To do -> Keep the images out and copy every entry below exactly.

Given data ->
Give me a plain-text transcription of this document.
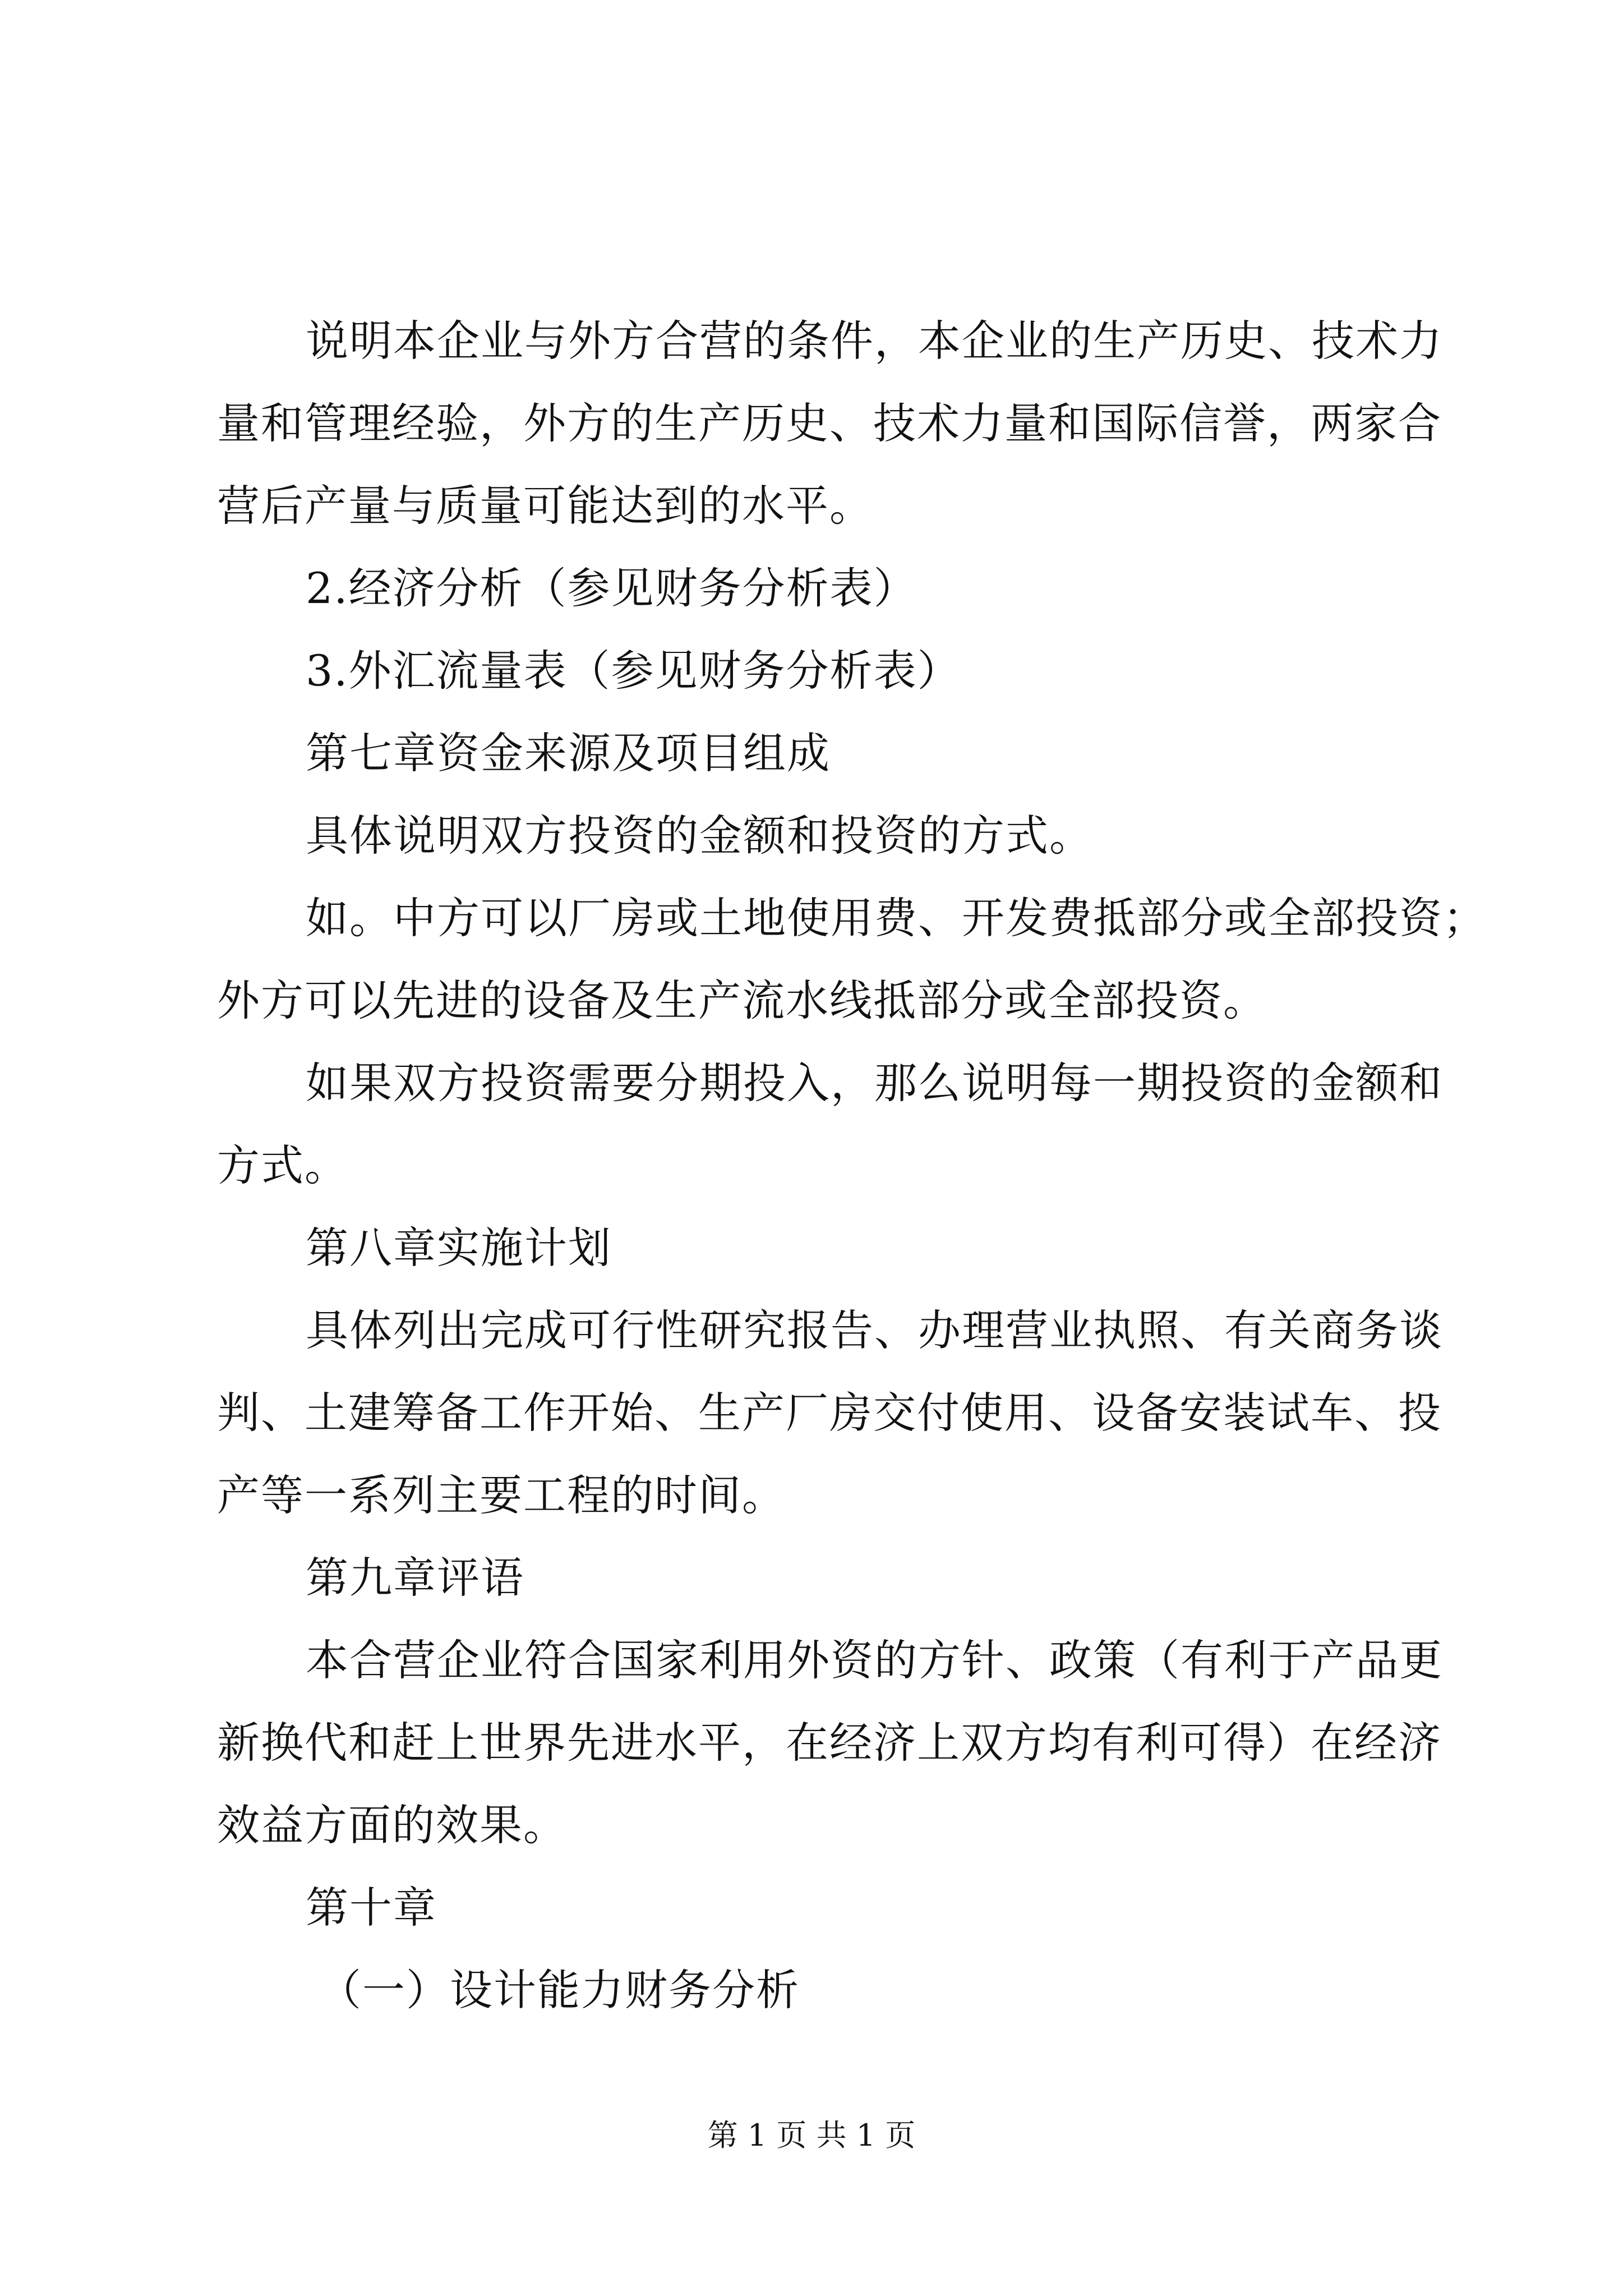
说明本企业与外方合营的条件，本企业的生产历史、技术力
量和管理经验，外方的生产历史、技术力量和国际信誉，两家合
营后产量与质量可能达到的水平。
2.经济分析（参见财务分析表）
3.外汇流量表（参见财务分析表）
第七章资金来源及项目组成
具体说明双方投资的金额和投资的方式。
如。中方可以厂房或土地使用费、开发费抵部分或全部投资；
外方可以先进的设备及生产流水线抵部分或全部投资。
如果双方投资需要分期投入，那么说明每一期投资的金额和
方式。
第八章实施计划
具体列出完成可行性研究报告、办理营业执照、有关商务谈
判、土建筹备工作开始、生产厂房交付使用、设备安装试车、投
产等一系列主要工程的时间。
第九章评语
本合营企业符合国家利用外资的方针、政策（有利于产品更
新换代和赶上世界先进水平，在经济上双方均有利可得）在经济
效益方面的效果。
第十章
（一）设计能力财务分析
第 1 页 共 1 页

Task response ->
Give me a plain-text transcription of this document.
说明本企业与外方合营的条件，本企业的生产历史、技术力
量和管理经验，外方的生产历史、技术力量和国际信誉，两家合
营后产量与质量可能达到的水平。
2.经济分析（参见财务分析表）
3.外汇流量表（参见财务分析表）
第七章资金来源及项目组成
具体说明双方投资的金额和投资的方式。
如。中方可以厂房或土地使用费、开发费抵部分或全部投资；
外方可以先进的设备及生产流水线抵部分或全部投资。
如果双方投资需要分期投入，那么说明每一期投资的金额和
方式。
第八章实施计划
具体列出完成可行性研究报告、办理营业执照、有关商务谈
判、土建筹备工作开始、生产厂房交付使用、设备安装试车、投
产等一系列主要工程的时间。
第九章评语
本合营企业符合国家利用外资的方针、政策（有利于产品更
新换代和赶上世界先进水平，在经济上双方均有利可得）在经济
效益方面的效果。
第十章
（一）设计能力财务分析
第 1 页 共 1 页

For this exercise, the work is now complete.